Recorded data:
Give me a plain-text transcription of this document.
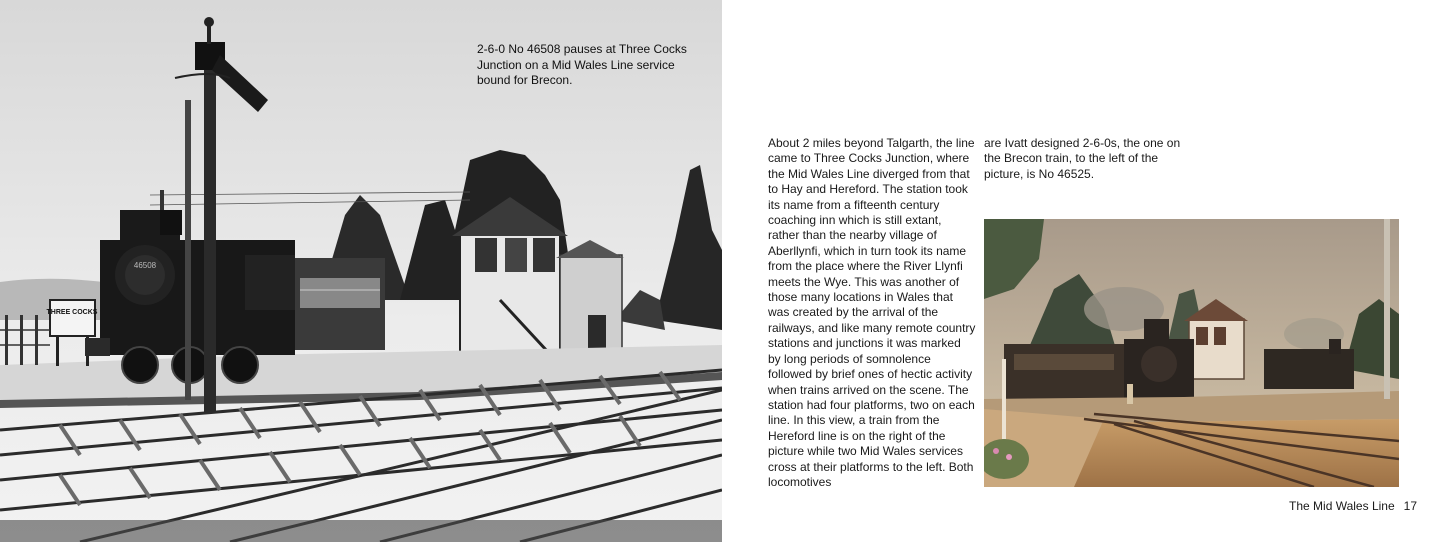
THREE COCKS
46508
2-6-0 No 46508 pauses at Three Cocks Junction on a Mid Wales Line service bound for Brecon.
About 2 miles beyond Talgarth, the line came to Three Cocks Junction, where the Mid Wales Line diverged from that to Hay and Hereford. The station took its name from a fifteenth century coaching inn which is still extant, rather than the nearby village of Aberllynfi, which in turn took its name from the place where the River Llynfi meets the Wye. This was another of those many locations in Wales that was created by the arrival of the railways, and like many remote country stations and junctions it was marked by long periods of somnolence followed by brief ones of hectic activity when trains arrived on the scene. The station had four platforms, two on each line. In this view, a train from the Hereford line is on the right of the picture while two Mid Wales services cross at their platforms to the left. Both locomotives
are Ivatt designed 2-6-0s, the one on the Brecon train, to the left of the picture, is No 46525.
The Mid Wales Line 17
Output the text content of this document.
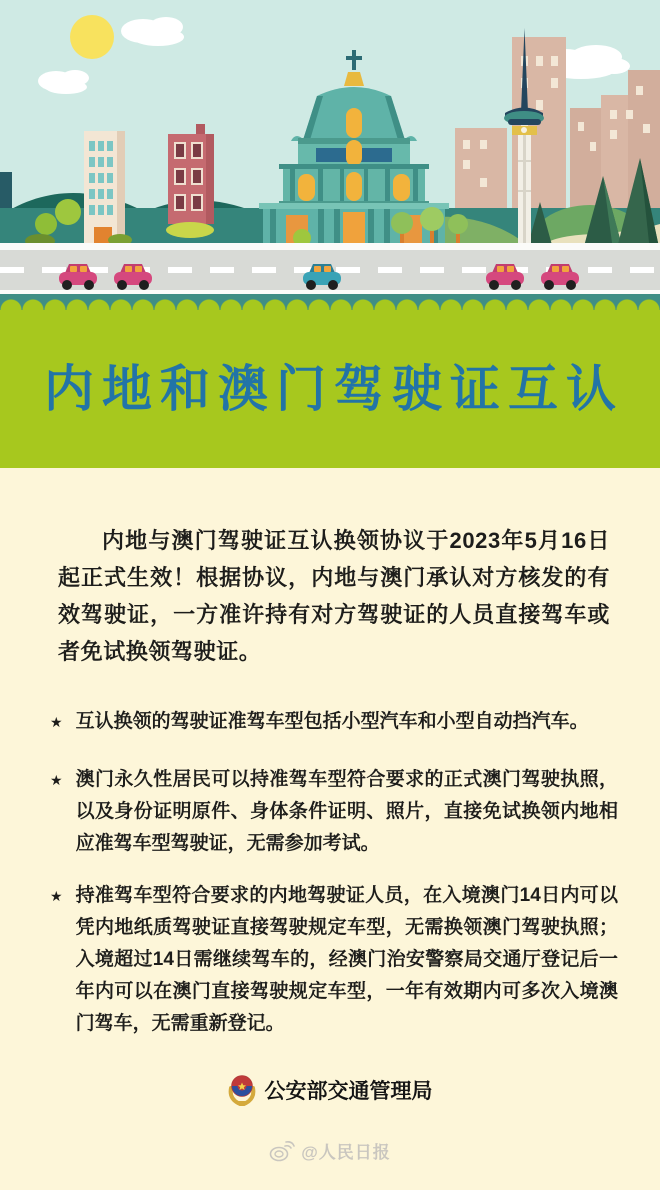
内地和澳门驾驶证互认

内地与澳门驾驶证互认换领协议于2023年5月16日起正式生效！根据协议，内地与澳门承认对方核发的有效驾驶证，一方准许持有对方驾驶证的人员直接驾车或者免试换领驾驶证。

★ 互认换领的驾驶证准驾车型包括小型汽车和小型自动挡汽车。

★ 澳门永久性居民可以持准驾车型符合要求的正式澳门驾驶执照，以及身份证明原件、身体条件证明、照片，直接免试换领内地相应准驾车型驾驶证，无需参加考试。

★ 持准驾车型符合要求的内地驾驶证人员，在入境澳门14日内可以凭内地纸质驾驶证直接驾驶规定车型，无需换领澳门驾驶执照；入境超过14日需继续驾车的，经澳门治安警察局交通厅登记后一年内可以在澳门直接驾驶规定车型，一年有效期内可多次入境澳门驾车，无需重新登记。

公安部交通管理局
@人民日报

* * *

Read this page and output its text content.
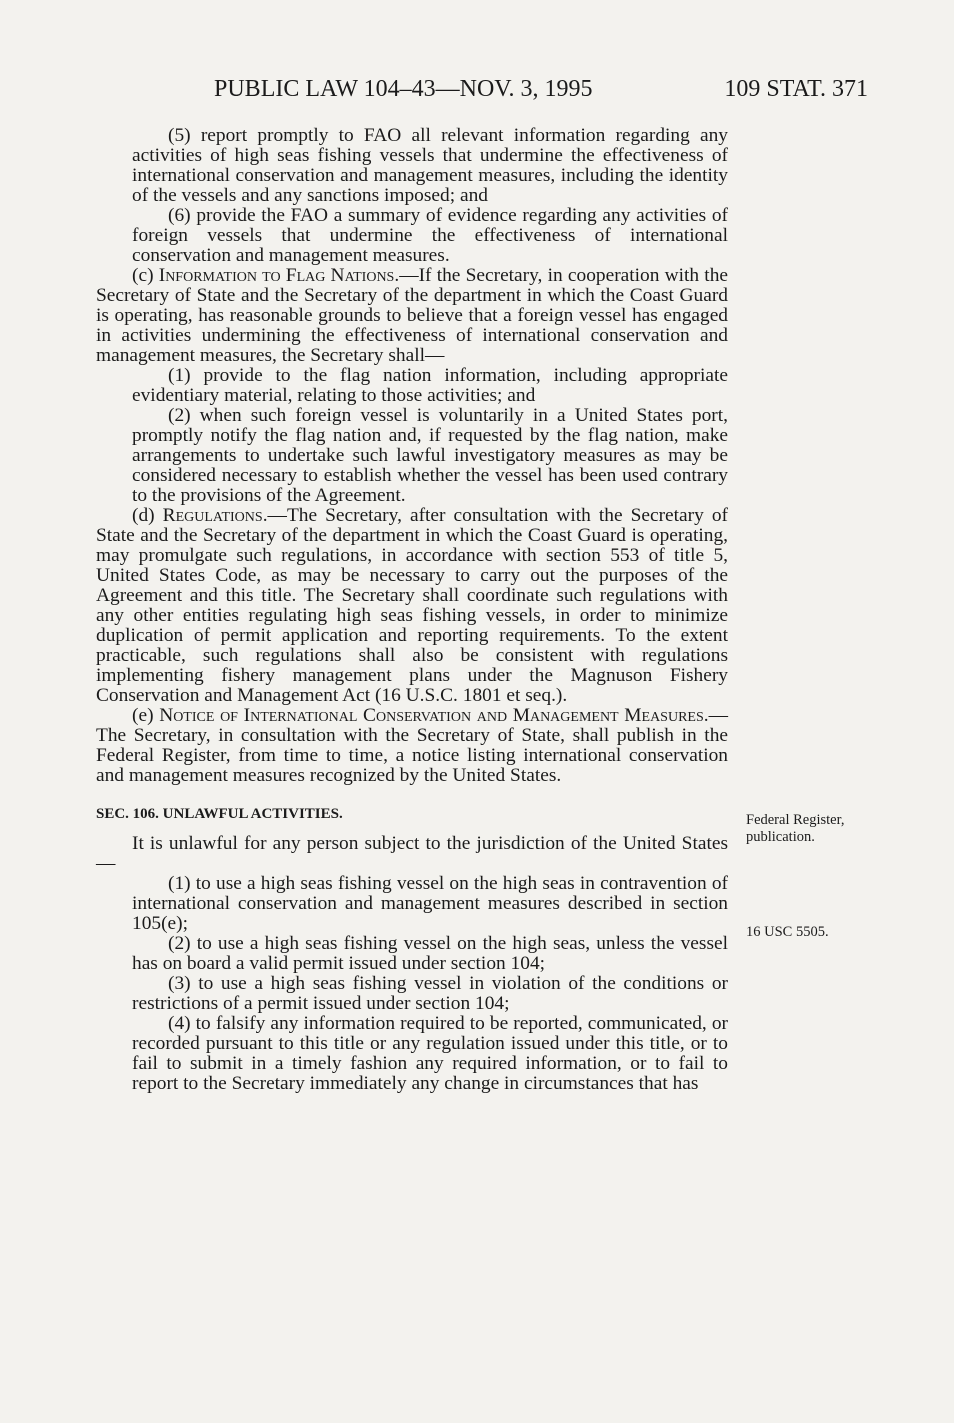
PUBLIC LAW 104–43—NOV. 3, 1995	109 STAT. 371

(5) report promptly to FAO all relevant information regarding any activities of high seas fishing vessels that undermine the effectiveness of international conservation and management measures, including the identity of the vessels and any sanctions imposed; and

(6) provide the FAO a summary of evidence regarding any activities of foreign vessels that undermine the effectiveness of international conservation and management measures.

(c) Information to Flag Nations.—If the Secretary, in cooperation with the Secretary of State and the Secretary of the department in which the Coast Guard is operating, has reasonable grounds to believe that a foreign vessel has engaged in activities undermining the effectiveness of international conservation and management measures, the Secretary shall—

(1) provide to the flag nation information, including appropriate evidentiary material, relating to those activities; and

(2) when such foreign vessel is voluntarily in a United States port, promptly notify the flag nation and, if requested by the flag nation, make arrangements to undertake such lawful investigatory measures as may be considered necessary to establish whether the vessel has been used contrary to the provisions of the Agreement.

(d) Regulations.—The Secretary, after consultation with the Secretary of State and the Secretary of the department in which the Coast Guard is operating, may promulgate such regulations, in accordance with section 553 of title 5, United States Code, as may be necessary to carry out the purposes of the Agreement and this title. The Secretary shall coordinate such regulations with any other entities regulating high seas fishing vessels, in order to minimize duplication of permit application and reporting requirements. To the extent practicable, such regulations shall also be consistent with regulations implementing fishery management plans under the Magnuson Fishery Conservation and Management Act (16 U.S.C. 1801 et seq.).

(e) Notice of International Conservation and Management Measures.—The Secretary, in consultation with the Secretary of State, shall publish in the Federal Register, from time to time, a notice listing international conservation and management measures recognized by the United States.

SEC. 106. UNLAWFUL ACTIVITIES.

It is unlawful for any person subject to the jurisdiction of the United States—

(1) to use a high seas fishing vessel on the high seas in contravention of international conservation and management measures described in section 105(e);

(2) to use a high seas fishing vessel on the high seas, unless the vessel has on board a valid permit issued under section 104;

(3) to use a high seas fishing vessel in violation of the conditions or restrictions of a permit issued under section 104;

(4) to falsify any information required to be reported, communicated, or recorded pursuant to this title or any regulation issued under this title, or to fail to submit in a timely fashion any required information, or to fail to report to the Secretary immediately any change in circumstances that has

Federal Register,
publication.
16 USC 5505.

• [GOAL OF THE EXERCISE] Copy, from the material above, each line in which the string "Brecon" occurs.

• [WRITTEN RESPONSE]
2-6-0 No 46508 pauses at Three Cocks Junction on a Mid Wales Line service bound for Brecon.
are Ivatt designed 2-6-0s, the one on the Brecon train, to the left of the picture, is No 46525.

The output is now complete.